====== AVAILABLE DATA ======
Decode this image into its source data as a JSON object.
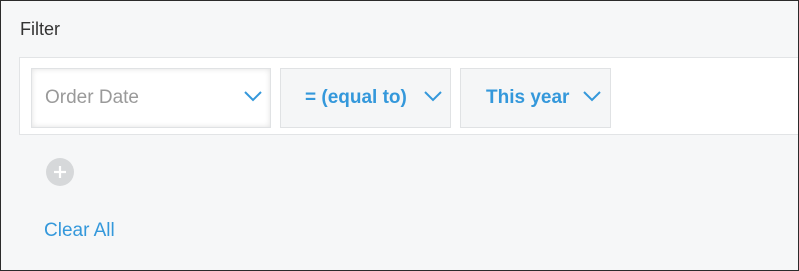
{
  "filter": {
    "title": "Filter",
    "condition": {
      "field": "Order Date",
      "operator": "= (equal to)",
      "value": "This year"
    },
    "clear_all_label": "Clear All"
  },
  "icons": {
    "dropdown": "chevron-down-icon",
    "add": "plus-icon"
  },
  "colors": {
    "accent": "#3498db",
    "placeholder_text": "#9a9a9a",
    "panel_background": "#f6f7f8"
  }
}
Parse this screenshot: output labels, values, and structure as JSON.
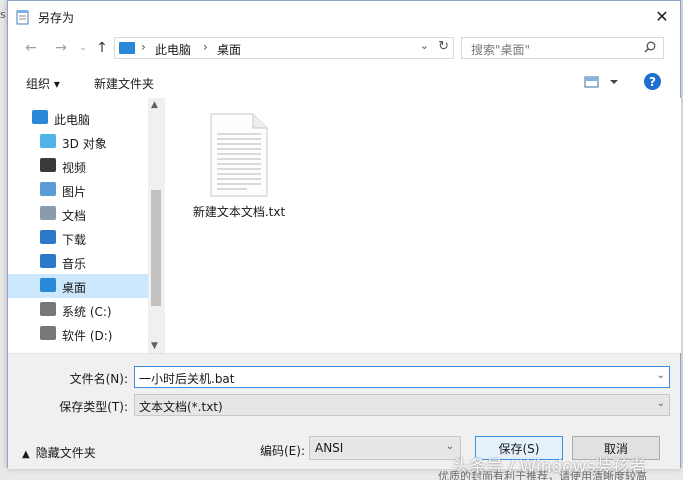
{
  "window": {
    "title": "另存为",
    "close_glyph": "✕",
    "background_edge_text": "s"
  },
  "address": {
    "crumbs": [
      "此电脑",
      "桌面"
    ],
    "sep": "›",
    "dropdown_glyph": "⌄",
    "refresh_glyph": "↻",
    "nav_glyphs": {
      "back": "←",
      "forward": "→",
      "recent": "⌄",
      "up": "↑"
    }
  },
  "search": {
    "placeholder": "搜索\"桌面\"",
    "icon": "search-icon"
  },
  "toolbar": {
    "organize_label": "组织 ▾",
    "new_folder_label": "新建文件夹",
    "help_label": "?"
  },
  "nav": {
    "items": [
      {
        "label": "此电脑",
        "icon": "this-pc-icon"
      },
      {
        "label": "3D 对象",
        "icon": "3d-objects-icon"
      },
      {
        "label": "视频",
        "icon": "videos-icon"
      },
      {
        "label": "图片",
        "icon": "pictures-icon"
      },
      {
        "label": "文档",
        "icon": "documents-icon"
      },
      {
        "label": "下载",
        "icon": "downloads-icon"
      },
      {
        "label": "音乐",
        "icon": "music-icon"
      },
      {
        "label": "桌面",
        "icon": "desktop-icon",
        "selected": true
      },
      {
        "label": "系统 (C:)",
        "icon": "drive-c-icon"
      },
      {
        "label": "软件 (D:)",
        "icon": "drive-d-icon"
      }
    ],
    "scroll_up": "▲",
    "scroll_down": "▼"
  },
  "files": [
    {
      "name": "新建文本文档.txt",
      "icon": "text-file-icon"
    }
  ],
  "form": {
    "filename_label": "文件名(N):",
    "filename_value": "一小时后关机.bat",
    "filetype_label": "保存类型(T):",
    "filetype_value": "文本文档(*.txt)",
    "encoding_label": "编码(E):",
    "encoding_value": "ANSI",
    "save_label": "保存(S)",
    "cancel_label": "取消",
    "hide_folders_label": "隐藏文件夹",
    "drop_glyph": "⌄",
    "hide_glyph": "▲"
  },
  "watermark": "头条号 / Windows装孩者",
  "background_caption": "优质的封面有利于推荐，请使用清晰度较高",
  "colors": {
    "accent": "#1c6fd1",
    "selection": "#cce8ff",
    "focus_border": "#3c8ee2"
  }
}
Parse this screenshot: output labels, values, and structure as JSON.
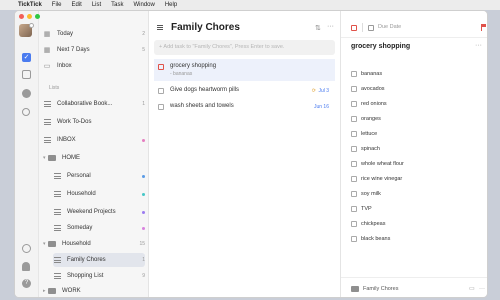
{
  "menubar": {
    "app_name": "TickTick",
    "items": [
      "File",
      "Edit",
      "List",
      "Task",
      "Window",
      "Help"
    ]
  },
  "colors": {
    "close": "#f25f57",
    "minimize": "#fbbc2e",
    "zoom": "#30c843",
    "accent": "#4a7bef",
    "priority_red": "#e0524a",
    "dot_inbox": "#e57ec0",
    "dot_personal": "#5b9be6",
    "dot_household": "#47c7c7",
    "dot_weekend": "#9b7cf0",
    "dot_someday": "#d882de",
    "dot_family": "#f0c94a"
  },
  "sidebar": {
    "smart_lists": [
      {
        "label": "Today",
        "count": "2",
        "icon": "today-icon"
      },
      {
        "label": "Next 7 Days",
        "count": "5",
        "icon": "next-7-days-icon"
      },
      {
        "label": "Inbox",
        "count": "",
        "icon": "inbox-icon"
      }
    ],
    "lists_heading": "Lists",
    "lists": [
      {
        "label": "Collaborative Book...",
        "count": "1"
      },
      {
        "label": "Work To-Dos",
        "count": ""
      },
      {
        "label": "INBOX",
        "count": ""
      }
    ],
    "home_folder": "HOME",
    "home_items": [
      {
        "label": "Personal"
      },
      {
        "label": "Household"
      },
      {
        "label": "Weekend Projects"
      },
      {
        "label": "Someday"
      }
    ],
    "household_folder": "Household",
    "household_folder_count": "15",
    "household_items": [
      {
        "label": "Family Chores",
        "count": "1"
      },
      {
        "label": "Shopping List",
        "count": "9"
      }
    ],
    "work_folder": "WORK"
  },
  "list": {
    "title": "Family Chores",
    "add_placeholder": "+ Add task to \"Family Chores\", Press Enter to save.",
    "tasks": [
      {
        "name": "grocery shopping",
        "sub": "- bananas",
        "due": "",
        "repeat": ""
      },
      {
        "name": "Give dogs heartworm pills",
        "sub": "",
        "due": "Jul 3",
        "repeat": "⟳"
      },
      {
        "name": "wash sheets and towels",
        "sub": "",
        "due": "Jun 16",
        "repeat": ""
      }
    ]
  },
  "detail": {
    "due_date_label": "Due Date",
    "title": "grocery shopping",
    "subtasks": [
      "bananas",
      "avocados",
      "red onions",
      "oranges",
      "lettuce",
      "spinach",
      "whole wheat flour",
      "rice wine vinegar",
      "soy milk",
      "TVP",
      "chickpeas",
      "black beans"
    ],
    "footer_list": "Family Chores"
  }
}
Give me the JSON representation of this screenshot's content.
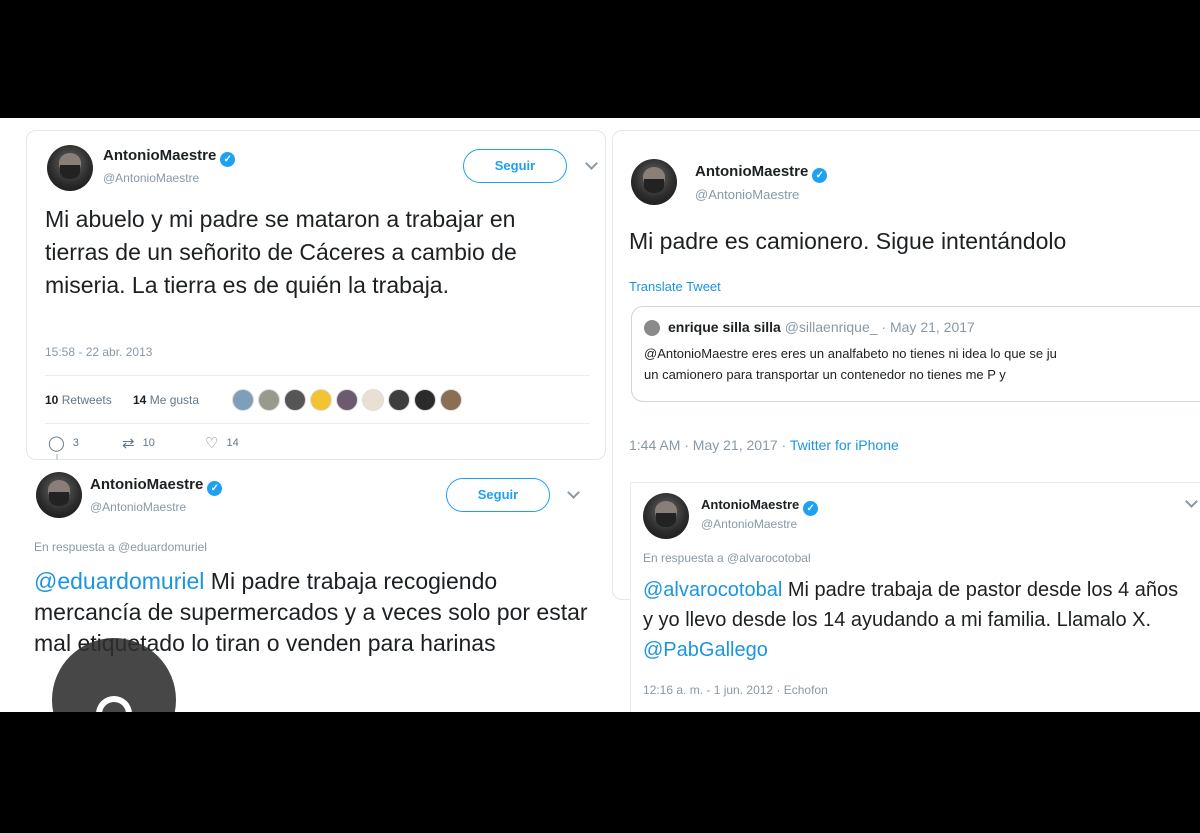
{
  "tweet1": {
    "name": "AntonioMaestre",
    "handle": "@AntonioMaestre",
    "follow_label": "Seguir",
    "text": "Mi abuelo y mi padre se mataron a trabajar en tierras de un señorito de Cáceres a cambio de miseria. La tierra es de quién la trabaja.",
    "timestamp": "15:58 - 22 abr. 2013",
    "retweets_count": "10",
    "retweets_label": "Retweets",
    "likes_count": "14",
    "likes_label": "Me gusta",
    "reply_count": "3",
    "retweet_action_count": "10",
    "like_action_count": "14"
  },
  "tweet2": {
    "name": "AntonioMaestre",
    "handle": "@AntonioMaestre",
    "follow_label": "Seguir",
    "reply_to": "En respuesta a @eduardomuriel",
    "mention": "@eduardomuriel",
    "text": " Mi padre trabaja recogiendo mercancía de supermercados y a veces solo por estar mal etiquetado lo tiran o venden para harinas"
  },
  "tweet3": {
    "name": "AntonioMaestre",
    "handle": "@AntonioMaestre",
    "text": "Mi padre es camionero. Sigue intentándolo",
    "translate_label": "Translate Tweet",
    "quoted": {
      "name": "enrique silla silla",
      "handle_date": "@sillaenrique_ · May 21, 2017",
      "line1": "@AntonioMaestre eres eres un analfabeto no tienes ni idea lo que se ju",
      "line2": "un camionero para transportar un contenedor no tienes me P y"
    },
    "timestamp": "1:44 AM · May 21, 2017 · ",
    "source": "Twitter for iPhone"
  },
  "tweet4": {
    "name": "AntonioMaestre",
    "handle": "@AntonioMaestre",
    "reply_to": "En respuesta a @alvarocotobal",
    "mention": "@alvarocotobal",
    "text": " Mi padre trabaja de pastor desde los 4 años y yo llevo desde los 14 ayudando a mi familia. Llamalo X. ",
    "mention2": "@PabGallego",
    "timestamp": "12:16 a. m. - 1 jun. 2012 · ",
    "source": "Echofon"
  },
  "colors": {
    "link": "#1b95e0",
    "verified": "#1da1f2",
    "meta": "#8899a6"
  },
  "icons": [
    "verified-icon",
    "reply-icon",
    "retweet-icon",
    "heart-icon",
    "chevron-down-icon",
    "lock-icon"
  ]
}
======
* **BRIEF**
Please write out all of the material above without changing a word, and omit any pictures.

* **EXPECTED OUTPUT**
Decode this image into its source data as a JSON object.
{
  "filter": {
    "title": "Filter",
    "condition": {
      "field": "Order Date",
      "operator": "= (equal to)",
      "value": "This year"
    },
    "clear_all_label": "Clear All"
  },
  "icons": {
    "dropdown": "chevron-down-icon",
    "add": "plus-icon"
  },
  "colors": {
    "accent": "#3498db",
    "placeholder_text": "#9a9a9a",
    "panel_background": "#f6f7f8"
  }
}
Parse this screenshot: output labels, values, and structure as JSON.
{
  "window": {
    "title": "另存为",
    "close_glyph": "✕",
    "background_edge_text": "s"
  },
  "address": {
    "crumbs": [
      "此电脑",
      "桌面"
    ],
    "sep": "›",
    "dropdown_glyph": "⌄",
    "refresh_glyph": "↻",
    "nav_glyphs": {
      "back": "←",
      "forward": "→",
      "recent": "⌄",
      "up": "↑"
    }
  },
  "search": {
    "placeholder": "搜索\"桌面\"",
    "icon": "search-icon"
  },
  "toolbar": {
    "organize_label": "组织 ▾",
    "new_folder_label": "新建文件夹",
    "help_label": "?"
  },
  "nav": {
    "items": [
      {
        "label": "此电脑",
        "icon": "this-pc-icon"
      },
      {
        "label": "3D 对象",
        "icon": "3d-objects-icon"
      },
      {
        "label": "视频",
        "icon": "videos-icon"
      },
      {
        "label": "图片",
        "icon": "pictures-icon"
      },
      {
        "label": "文档",
        "icon": "documents-icon"
      },
      {
        "label": "下载",
        "icon": "downloads-icon"
      },
      {
        "label": "音乐",
        "icon": "music-icon"
      },
      {
        "label": "桌面",
        "icon": "desktop-icon",
        "selected": true
      },
      {
        "label": "系统 (C:)",
        "icon": "drive-c-icon"
      },
      {
        "label": "软件 (D:)",
        "icon": "drive-d-icon"
      }
    ],
    "scroll_up": "▲",
    "scroll_down": "▼"
  },
  "files": [
    {
      "name": "新建文本文档.txt",
      "icon": "text-file-icon"
    }
  ],
  "form": {
    "filename_label": "文件名(N):",
    "filename_value": "一小时后关机.bat",
    "filetype_label": "保存类型(T):",
    "filetype_value": "文本文档(*.txt)",
    "encoding_label": "编码(E):",
    "encoding_value": "ANSI",
    "save_label": "保存(S)",
    "cancel_label": "取消",
    "hide_folders_label": "隐藏文件夹",
    "drop_glyph": "⌄",
    "hide_glyph": "▲"
  },
  "watermark": "头条号 / Windows装孩者",
  "background_caption": "优质的封面有利于推荐，请使用清晰度较高",
  "colors": {
    "accent": "#1c6fd1",
    "selection": "#cce8ff",
    "focus_border": "#3c8ee2"
  }
}
Parse this screenshot: output labels, values, and structure as JSON.
{
  "menubar": {
    "app_name": "TickTick",
    "items": [
      "File",
      "Edit",
      "List",
      "Task",
      "Window",
      "Help"
    ]
  },
  "colors": {
    "close": "#f25f57",
    "minimize": "#fbbc2e",
    "zoom": "#30c843",
    "accent": "#4a7bef",
    "priority_red": "#e0524a",
    "dot_inbox": "#e57ec0",
    "dot_personal": "#5b9be6",
    "dot_household": "#47c7c7",
    "dot_weekend": "#9b7cf0",
    "dot_someday": "#d882de",
    "dot_family": "#f0c94a"
  },
  "sidebar": {
    "smart_lists": [
      {
        "label": "Today",
        "count": "2",
        "icon": "today-icon"
      },
      {
        "label": "Next 7 Days",
        "count": "5",
        "icon": "next-7-days-icon"
      },
      {
        "label": "Inbox",
        "count": "",
        "icon": "inbox-icon"
      }
    ],
    "lists_heading": "Lists",
    "lists": [
      {
        "label": "Collaborative Book...",
        "count": "1"
      },
      {
        "label": "Work To-Dos",
        "count": ""
      },
      {
        "label": "INBOX",
        "count": ""
      }
    ],
    "home_folder": "HOME",
    "home_items": [
      {
        "label": "Personal"
      },
      {
        "label": "Household"
      },
      {
        "label": "Weekend Projects"
      },
      {
        "label": "Someday"
      }
    ],
    "household_folder": "Household",
    "household_folder_count": "15",
    "household_items": [
      {
        "label": "Family Chores",
        "count": "1"
      },
      {
        "label": "Shopping List",
        "count": "9"
      }
    ],
    "work_folder": "WORK"
  },
  "list": {
    "title": "Family Chores",
    "add_placeholder": "+ Add task to \"Family Chores\", Press Enter to save.",
    "tasks": [
      {
        "name": "grocery shopping",
        "sub": "- bananas",
        "due": "",
        "repeat": ""
      },
      {
        "name": "Give dogs heartworm pills",
        "sub": "",
        "due": "Jul 3",
        "repeat": "⟳"
      },
      {
        "name": "wash sheets and towels",
        "sub": "",
        "due": "Jun 16",
        "repeat": ""
      }
    ]
  },
  "detail": {
    "due_date_label": "Due Date",
    "title": "grocery shopping",
    "subtasks": [
      "bananas",
      "avocados",
      "red onions",
      "oranges",
      "lettuce",
      "spinach",
      "whole wheat flour",
      "rice wine vinegar",
      "soy milk",
      "TVP",
      "chickpeas",
      "black beans"
    ],
    "footer_list": "Family Chores"
  }
}
Give me the JSON representation of this screenshot's content.
{
  "tweet1": {
    "name": "AntonioMaestre",
    "handle": "@AntonioMaestre",
    "follow_label": "Seguir",
    "text": "Mi abuelo y mi padre se mataron a trabajar en tierras de un señorito de Cáceres a cambio de miseria. La tierra es de quién la trabaja.",
    "timestamp": "15:58 - 22 abr. 2013",
    "retweets_count": "10",
    "retweets_label": "Retweets",
    "likes_count": "14",
    "likes_label": "Me gusta",
    "reply_count": "3",
    "retweet_action_count": "10",
    "like_action_count": "14"
  },
  "tweet2": {
    "name": "AntonioMaestre",
    "handle": "@AntonioMaestre",
    "follow_label": "Seguir",
    "reply_to": "En respuesta a @eduardomuriel",
    "mention": "@eduardomuriel",
    "text": " Mi padre trabaja recogiendo mercancía de supermercados y a veces solo por estar mal etiquetado lo tiran o venden para harinas"
  },
  "tweet3": {
    "name": "AntonioMaestre",
    "handle": "@AntonioMaestre",
    "text": "Mi padre es camionero. Sigue intentándolo",
    "translate_label": "Translate Tweet",
    "quoted": {
      "name": "enrique silla silla",
      "handle_date": "@sillaenrique_ · May 21, 2017",
      "line1": "@AntonioMaestre eres eres un analfabeto no tienes ni idea lo que se ju",
      "line2": "un camionero para transportar un contenedor no tienes me P y"
    },
    "timestamp": "1:44 AM · May 21, 2017 · ",
    "source": "Twitter for iPhone"
  },
  "tweet4": {
    "name": "AntonioMaestre",
    "handle": "@AntonioMaestre",
    "reply_to": "En respuesta a @alvarocotobal",
    "mention": "@alvarocotobal",
    "text": " Mi padre trabaja de pastor desde los 4 años y yo llevo desde los 14 ayudando a mi familia. Llamalo X. ",
    "mention2": "@PabGallego",
    "timestamp": "12:16 a. m. - 1 jun. 2012 · ",
    "source": "Echofon"
  },
  "colors": {
    "link": "#1b95e0",
    "verified": "#1da1f2",
    "meta": "#8899a6"
  },
  "icons": [
    "verified-icon",
    "reply-icon",
    "retweet-icon",
    "heart-icon",
    "chevron-down-icon",
    "lock-icon"
  ]
}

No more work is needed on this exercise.